**WORK INSTRUCTION:** In the entries that follow, find each line with the word "Ribosome" and copy it.

(Beginning of THE DATA)

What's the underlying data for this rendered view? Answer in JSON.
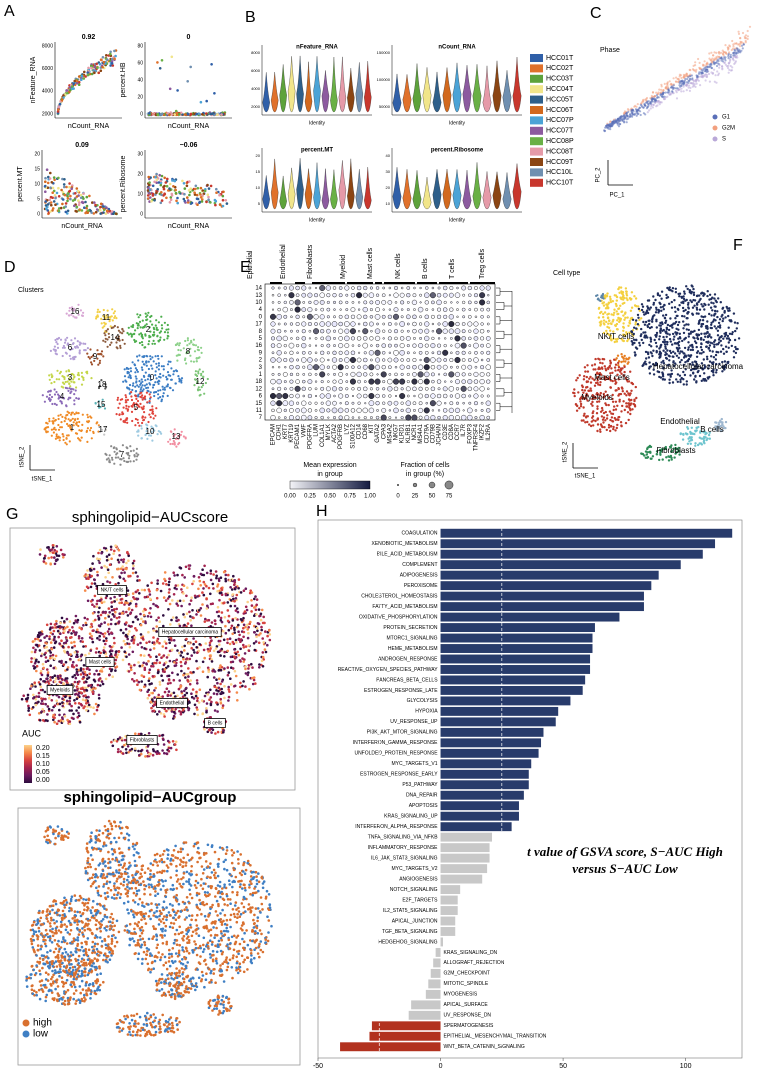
{
  "panels": {
    "A": {
      "letter": "A",
      "plots": [
        {
          "title": "0.92",
          "xlabel": "nCount_RNA",
          "ylabel": "nFeature_RNA",
          "yticks": [
            "2000",
            "4000",
            "6000",
            "8000"
          ]
        },
        {
          "title": "0",
          "xlabel": "nCount_RNA",
          "ylabel": "percent.HB",
          "yticks": [
            "0",
            "20",
            "40",
            "60",
            "80"
          ]
        },
        {
          "title": "0.09",
          "xlabel": "nCount_RNA",
          "ylabel": "percent.MT",
          "yticks": [
            "0",
            "5",
            "10",
            "15",
            "20"
          ]
        },
        {
          "title": "−0.06",
          "xlabel": "nCount_RNA",
          "ylabel": "percent.Ribosome",
          "yticks": [
            "0",
            "10",
            "20",
            "30"
          ]
        }
      ]
    },
    "B": {
      "letter": "B",
      "plots": [
        {
          "title": "nFeature_RNA",
          "xlabel": "Identity",
          "yticks": [
            "2000",
            "4000",
            "6000",
            "8000"
          ]
        },
        {
          "title": "nCount_RNA",
          "xlabel": "Identity",
          "yticks": [
            "50000",
            "100000",
            "150000"
          ]
        },
        {
          "title": "percent.MT",
          "xlabel": "Identity",
          "yticks": [
            "5",
            "10",
            "15",
            "20"
          ]
        },
        {
          "title": "percent.Ribosome",
          "xlabel": "Identity",
          "yticks": [
            "10",
            "20",
            "30",
            "40"
          ]
        }
      ],
      "legend": [
        {
          "label": "HCC01T",
          "color": "#2f5fa8"
        },
        {
          "label": "HCC02T",
          "color": "#e0712b"
        },
        {
          "label": "HCC03T",
          "color": "#5da23b"
        },
        {
          "label": "HCC04T",
          "color": "#f1e58a"
        },
        {
          "label": "HCC05T",
          "color": "#2e5f8a"
        },
        {
          "label": "HCC06T",
          "color": "#d2691e"
        },
        {
          "label": "HCC07P",
          "color": "#4ba3d6"
        },
        {
          "label": "HCC07T",
          "color": "#8c5a9f"
        },
        {
          "label": "HCC08P",
          "color": "#69b045"
        },
        {
          "label": "HCC08T",
          "color": "#e59aa8"
        },
        {
          "label": "HCC09T",
          "color": "#8b4513"
        },
        {
          "label": "HCC10L",
          "color": "#6f8fb0"
        },
        {
          "label": "HCC10T",
          "color": "#c8372d"
        }
      ]
    },
    "C": {
      "letter": "C",
      "title": "Phase",
      "xlabel": "PC_1",
      "ylabel": "PC_2",
      "legend": [
        {
          "label": "G1",
          "color": "#5a6fb8"
        },
        {
          "label": "G2M",
          "color": "#f2a07f"
        },
        {
          "label": "S",
          "color": "#b9a8d8"
        }
      ]
    },
    "D": {
      "letter": "D",
      "title": "Clusters",
      "xlabel": "tSNE_1",
      "ylabel": "tSNE_2",
      "clusters": [
        {
          "label": "0",
          "color": "#3b7dc4"
        },
        {
          "label": "1",
          "color": "#f08a24"
        },
        {
          "label": "2",
          "color": "#4cae4c"
        },
        {
          "label": "3",
          "color": "#c4d64a"
        },
        {
          "label": "4",
          "color": "#8c6bb8"
        },
        {
          "label": "5",
          "color": "#e0433a"
        },
        {
          "label": "6",
          "color": "#b49fd6"
        },
        {
          "label": "7",
          "color": "#8a8a8a"
        },
        {
          "label": "8",
          "color": "#8dd18a"
        },
        {
          "label": "9",
          "color": "#a0522d"
        },
        {
          "label": "10",
          "color": "#9ecae1"
        },
        {
          "label": "11",
          "color": "#f3d046"
        },
        {
          "label": "12",
          "color": "#7cc576"
        },
        {
          "label": "13",
          "color": "#f28ea1"
        },
        {
          "label": "14",
          "color": "#8b5a3c"
        },
        {
          "label": "15",
          "color": "#5db3b8"
        },
        {
          "label": "16",
          "color": "#d8a6d4"
        },
        {
          "label": "17",
          "color": "#c8c8c8"
        },
        {
          "label": "18",
          "color": "#555555"
        }
      ]
    },
    "E": {
      "letter": "E",
      "groups": [
        "Epithelial",
        "Endothelial",
        "Fibroblasts",
        "Myeloid",
        "Mast cells",
        "NK cells",
        "B cells",
        "T cells",
        "Treg cells"
      ],
      "rows": [
        "14",
        "13",
        "10",
        "4",
        "0",
        "17",
        "8",
        "5",
        "16",
        "9",
        "2",
        "3",
        "1",
        "18",
        "12",
        "6",
        "15",
        "11",
        "7"
      ],
      "genes": [
        "EPCAM",
        "CDH1",
        "KRT7",
        "KRT19",
        "PECAM1",
        "VWF",
        "PDGFRA",
        "LUM",
        "COL1A1",
        "MYLK",
        "ACTA2",
        "PDGFRB",
        "LYZ",
        "S100A12",
        "CD14",
        "CD68",
        "KIT",
        "GATA2",
        "CPA3",
        "MS4A2",
        "NKG7",
        "KLRD1",
        "KLRB1",
        "NCR1",
        "MS4A1",
        "CD79A",
        "CD79B",
        "JCHAIN",
        "CD3E",
        "CD8A",
        "CCR7",
        "IL7R",
        "FOXP3",
        "TNFRSF4",
        "IKZF2",
        "IL2RA"
      ],
      "color_legend": {
        "title": [
          "Mean expression",
          "in group"
        ],
        "ticks": [
          "0.00",
          "0.25",
          "0.50",
          "0.75",
          "1.00"
        ]
      },
      "size_legend": {
        "title": [
          "Fraction of cells",
          "in group (%)"
        ],
        "ticks": [
          "0",
          "25",
          "50",
          "75"
        ]
      }
    },
    "F": {
      "letter": "F",
      "title": "Cell type",
      "xlabel": "tSNE_1",
      "ylabel": "tSNE_2",
      "cell_types": [
        {
          "label": "NK/T cells",
          "color": "#f4d03f"
        },
        {
          "label": "Hepatocellular carcinoma",
          "color": "#1f2d5c"
        },
        {
          "label": "Mast cells",
          "color": "#e67e22"
        },
        {
          "label": "Myeloids",
          "color": "#c0392b"
        },
        {
          "label": "Endothelial",
          "color": "#6fc5cf"
        },
        {
          "label": "B cells",
          "color": "#9fb8d0"
        },
        {
          "label": "Fibroblasts",
          "color": "#2e8b57"
        }
      ]
    },
    "G": {
      "letter": "G",
      "score_title": "sphingolipid−AUCscore",
      "cell_labels": [
        "NK/T cells",
        "Hepatocellular carcinoma",
        "Mast cells",
        "Myeloids",
        "Endothelial",
        "B cells",
        "Fibroblasts"
      ],
      "legend_title": "AUC",
      "legend_ticks": [
        "0.20",
        "0.15",
        "0.10",
        "0.05",
        "0.00"
      ],
      "group_title": "sphingolipid−AUCgroup",
      "groups": [
        {
          "label": "high",
          "color": "#d9702f"
        },
        {
          "label": "low",
          "color": "#3f7fc4"
        }
      ]
    },
    "H": {
      "letter": "H"
    }
  },
  "chart_data": {
    "type": "bar",
    "orientation": "horizontal",
    "categories": [
      "COAGULATION",
      "XENOBIOTIC_METABOLISM",
      "BILE_ACID_METABOLISM",
      "COMPLEMENT",
      "ADIPOGENESIS",
      "PEROXISOME",
      "CHOLESTEROL_HOMEOSTASIS",
      "FATTY_ACID_METABOLISM",
      "OXIDATIVE_PHOSPHORYLATION",
      "PROTEIN_SECRETION",
      "MTORC1_SIGNALING",
      "HEME_METABOLISM",
      "ANDROGEN_RESPONSE",
      "REACTIVE_OXYGEN_SPECIES_PATHWAY",
      "PANCREAS_BETA_CELLS",
      "ESTROGEN_RESPONSE_LATE",
      "GLYCOLYSIS",
      "HYPOXIA",
      "UV_RESPONSE_UP",
      "PI3K_AKT_MTOR_SIGNALING",
      "INTERFERON_GAMMA_RESPONSE",
      "UNFOLDED_PROTEIN_RESPONSE",
      "MYC_TARGETS_V1",
      "ESTROGEN_RESPONSE_EARLY",
      "P53_PATHWAY",
      "DNA_REPAIR",
      "APOPTOSIS",
      "KRAS_SIGNALING_UP",
      "INTERFERON_ALPHA_RESPONSE",
      "TNFA_SIGNALING_VIA_NFKB",
      "INFLAMMATORY_RESPONSE",
      "IL6_JAK_STAT3_SIGNALING",
      "MYC_TARGETS_V2",
      "ANGIOGENESIS",
      "NOTCH_SIGNALING",
      "E2F_TARGETS",
      "IL2_STAT5_SIGNALING",
      "APICAL_JUNCTION",
      "TGF_BETA_SIGNALING",
      "HEDGEHOG_SIGNALING",
      "KRAS_SIGNALING_DN",
      "ALLOGRAFT_REJECTION",
      "G2M_CHECKPOINT",
      "MITOTIC_SPINDLE",
      "MYOGENESIS",
      "APICAL_SURFACE",
      "UV_RESPONSE_DN",
      "SPERMATOGENESIS",
      "EPITHELIAL_MESENCHYMAL_TRANSITION",
      "WNT_BETA_CATENIN_SIGNALING"
    ],
    "values": [
      119,
      112,
      107,
      98,
      89,
      86,
      83,
      83,
      73,
      63,
      62,
      62,
      61,
      61,
      59,
      58,
      53,
      48,
      47,
      42,
      41,
      40,
      37,
      36,
      36,
      34,
      32,
      32,
      29,
      21,
      20,
      20,
      19,
      17,
      8,
      7,
      7,
      6,
      6,
      1,
      -2,
      -3,
      -4,
      -5,
      -6,
      -12,
      -13,
      -28,
      -29,
      -41
    ],
    "colors": [
      "#283b6b",
      "#283b6b",
      "#283b6b",
      "#283b6b",
      "#283b6b",
      "#283b6b",
      "#283b6b",
      "#283b6b",
      "#283b6b",
      "#283b6b",
      "#283b6b",
      "#283b6b",
      "#283b6b",
      "#283b6b",
      "#283b6b",
      "#283b6b",
      "#283b6b",
      "#283b6b",
      "#283b6b",
      "#283b6b",
      "#283b6b",
      "#283b6b",
      "#283b6b",
      "#283b6b",
      "#283b6b",
      "#283b6b",
      "#283b6b",
      "#283b6b",
      "#283b6b",
      "#c8c8c8",
      "#c8c8c8",
      "#c8c8c8",
      "#c8c8c8",
      "#c8c8c8",
      "#c8c8c8",
      "#c8c8c8",
      "#c8c8c8",
      "#c8c8c8",
      "#c8c8c8",
      "#c8c8c8",
      "#c8c8c8",
      "#c8c8c8",
      "#c8c8c8",
      "#c8c8c8",
      "#c8c8c8",
      "#c8c8c8",
      "#c8c8c8",
      "#b2321f",
      "#b2321f",
      "#b2321f"
    ],
    "label_colors": [
      "#000000",
      "#000000",
      "#000000",
      "#000000",
      "#000000",
      "#000000",
      "#000000",
      "#000000",
      "#000000",
      "#000000",
      "#000000",
      "#000000",
      "#000000",
      "#000000",
      "#000000",
      "#000000",
      "#000000",
      "#000000",
      "#000000",
      "#000000",
      "#000000",
      "#000000",
      "#000000",
      "#000000",
      "#000000",
      "#000000",
      "#000000",
      "#000000",
      "#000000",
      "#b0b0b0",
      "#b0b0b0",
      "#b0b0b0",
      "#b0b0b0",
      "#b0b0b0",
      "#b0b0b0",
      "#b0b0b0",
      "#b0b0b0",
      "#b0b0b0",
      "#b0b0b0",
      "#b0b0b0",
      "#b0b0b0",
      "#b0b0b0",
      "#b0b0b0",
      "#b0b0b0",
      "#b0b0b0",
      "#b0b0b0",
      "#b0b0b0",
      "#000000",
      "#000000",
      "#000000"
    ],
    "xlim": [
      -50,
      123
    ],
    "xticks": [
      -50,
      0,
      50,
      100
    ],
    "reference_lines": [
      -25,
      25
    ],
    "annotation": [
      "t value of GSVA score, S−AUC High",
      "versus S−AUC Low"
    ]
  }
}
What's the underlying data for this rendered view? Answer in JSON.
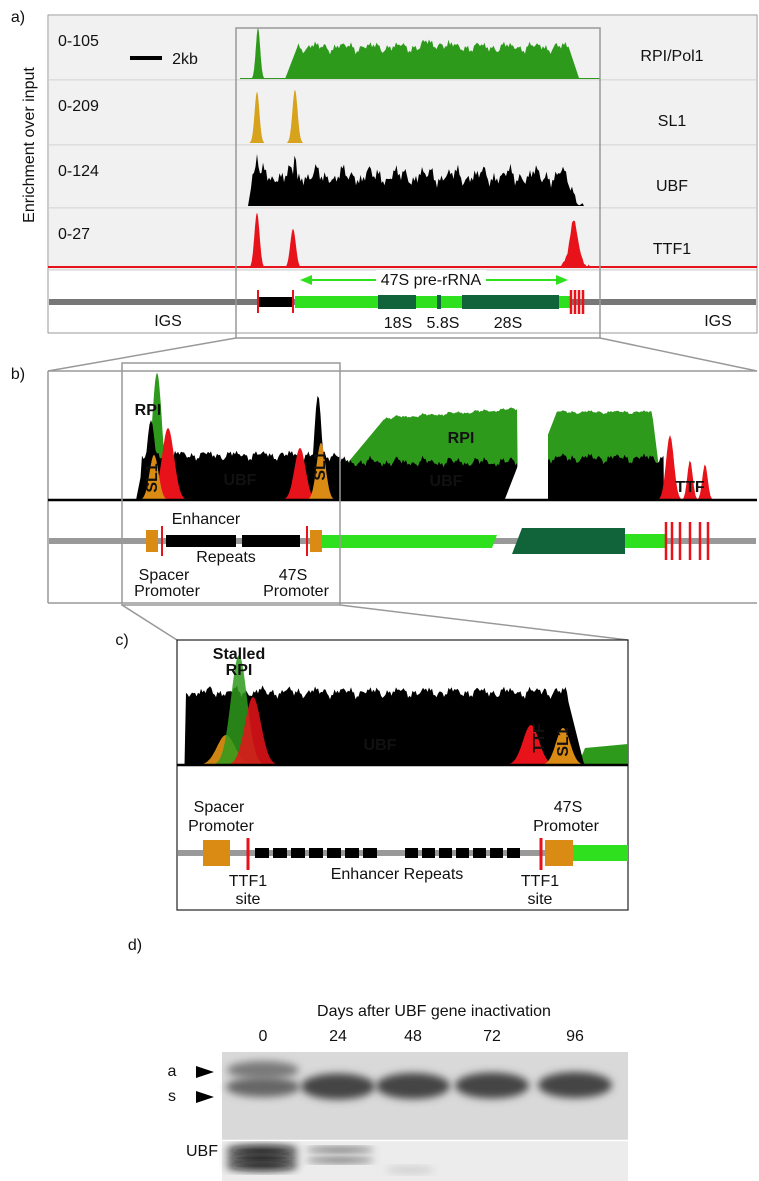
{
  "panel_a": {
    "label": "a)",
    "y_axis_title": "Enrichment over input",
    "scale_bar": "2kb",
    "tracks": [
      {
        "range": "0-105",
        "name": "RPI/Pol1"
      },
      {
        "range": "0-209",
        "name": "SL1"
      },
      {
        "range": "0-124",
        "name": "UBF"
      },
      {
        "range": "0-27",
        "name": "TTF1"
      }
    ],
    "transcript": "47S pre-rRNA",
    "rrna": [
      "18S",
      "5.8S",
      "28S"
    ],
    "igs": [
      "IGS",
      "IGS"
    ]
  },
  "panel_b": {
    "label": "b)",
    "peaks": [
      "RPI",
      "SL1",
      "UBF",
      "SL1",
      "RPI",
      "UBF",
      "TTF"
    ],
    "enhancer": [
      "Enhancer",
      "Repeats"
    ],
    "spacer_promoter": [
      "Spacer",
      "Promoter"
    ],
    "promoter_47s": [
      "47S",
      "Promoter"
    ]
  },
  "panel_c": {
    "label": "c)",
    "stalled_rpi": [
      "Stalled",
      "RPI"
    ],
    "peaks": [
      "UBF",
      "TTF",
      "SL1"
    ],
    "spacer_promoter": [
      "Spacer",
      "Promoter"
    ],
    "promoter_47s": [
      "47S",
      "Promoter"
    ],
    "ttf1_sites": [
      [
        "TTF1",
        "site"
      ],
      [
        "TTF1",
        "site"
      ]
    ],
    "enhancer": "Enhancer Repeats"
  },
  "panel_d": {
    "label": "d)",
    "title": "Days after UBF gene inactivation",
    "lanes": [
      "0",
      "24",
      "48",
      "72",
      "96"
    ],
    "bands": [
      "a",
      "s"
    ],
    "blot": "UBF"
  }
}
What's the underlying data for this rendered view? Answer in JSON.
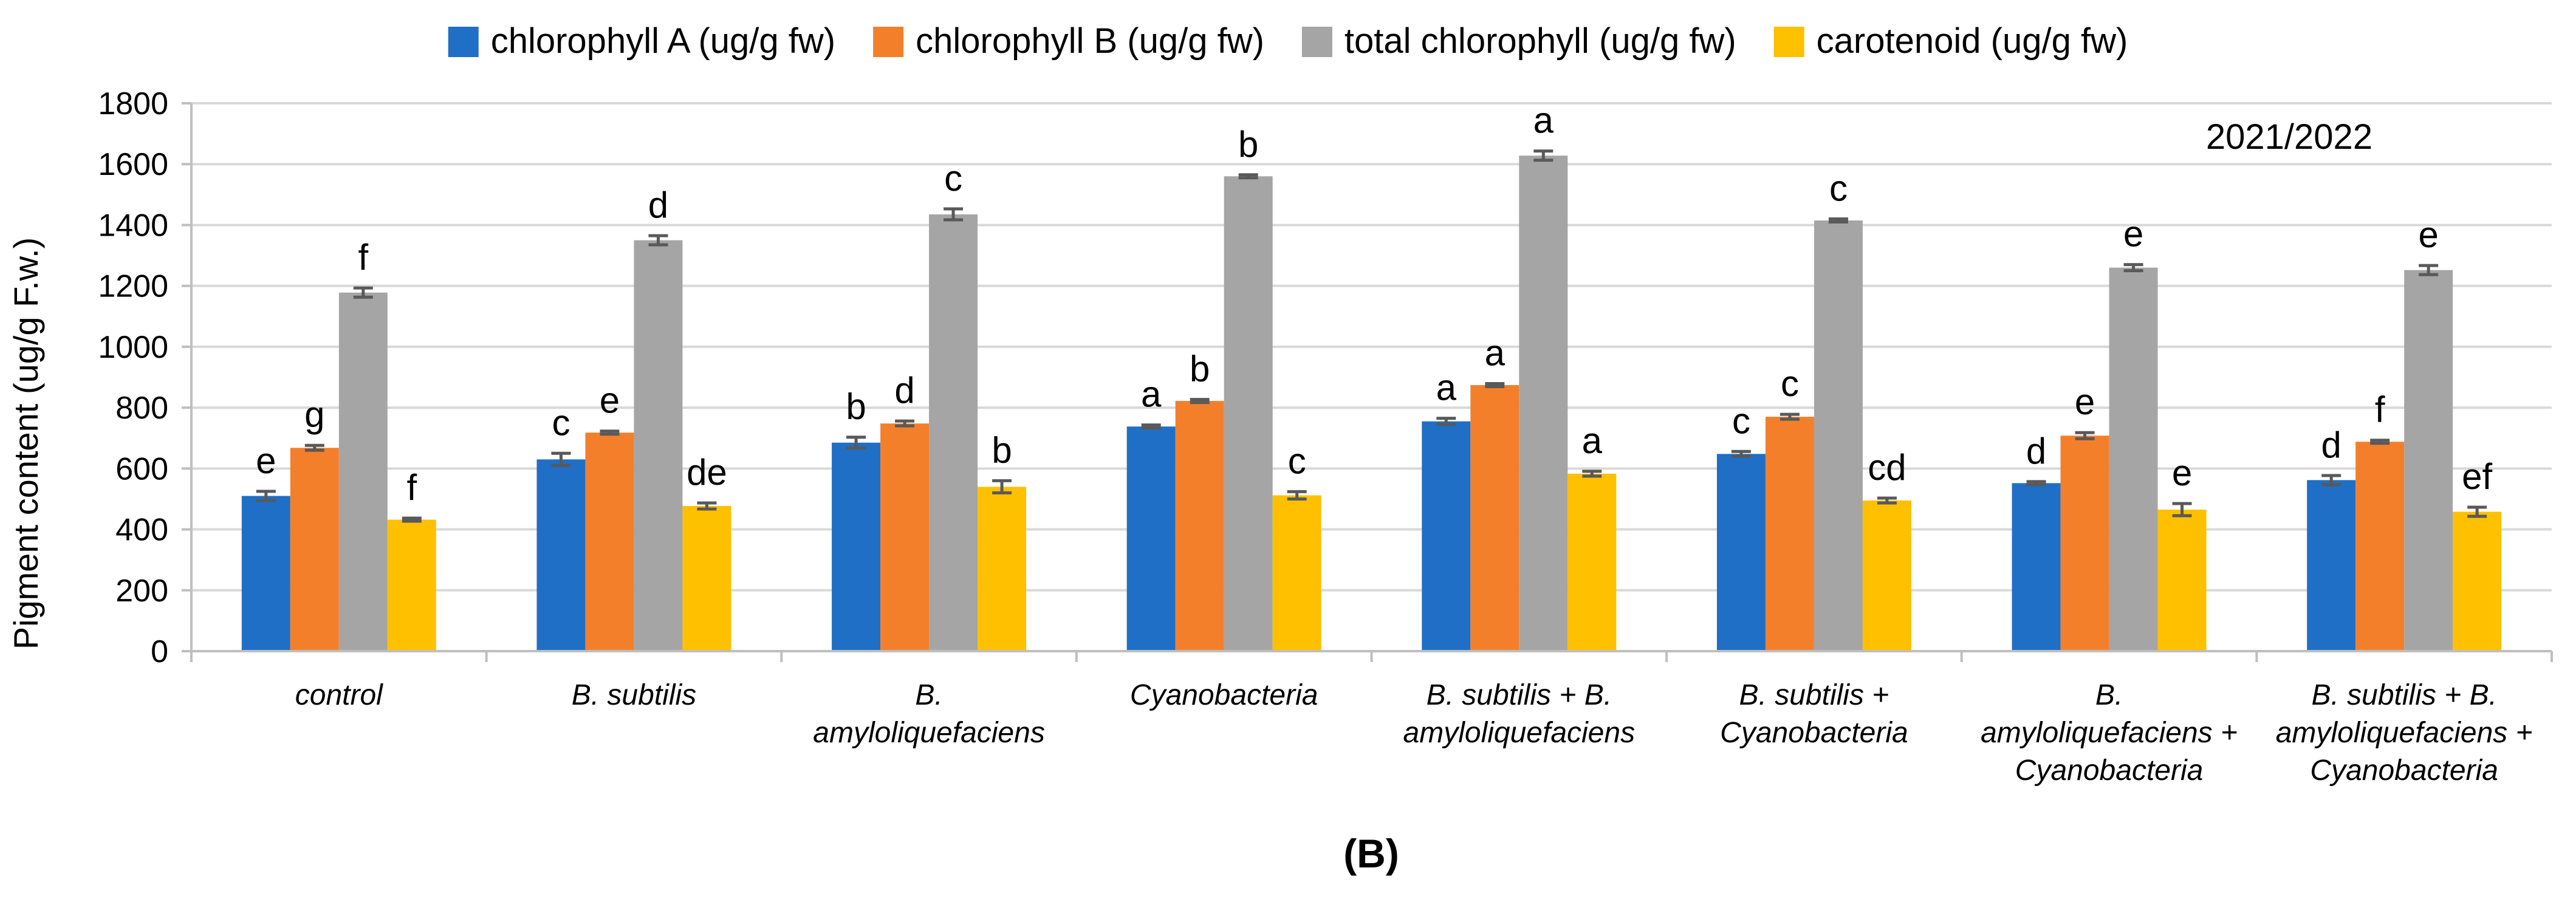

(End of THE DATA)

**WRITTEN ANSWER:**
          "ylabel": "percent.Ribosome",
          "title": "percent.Ribosome",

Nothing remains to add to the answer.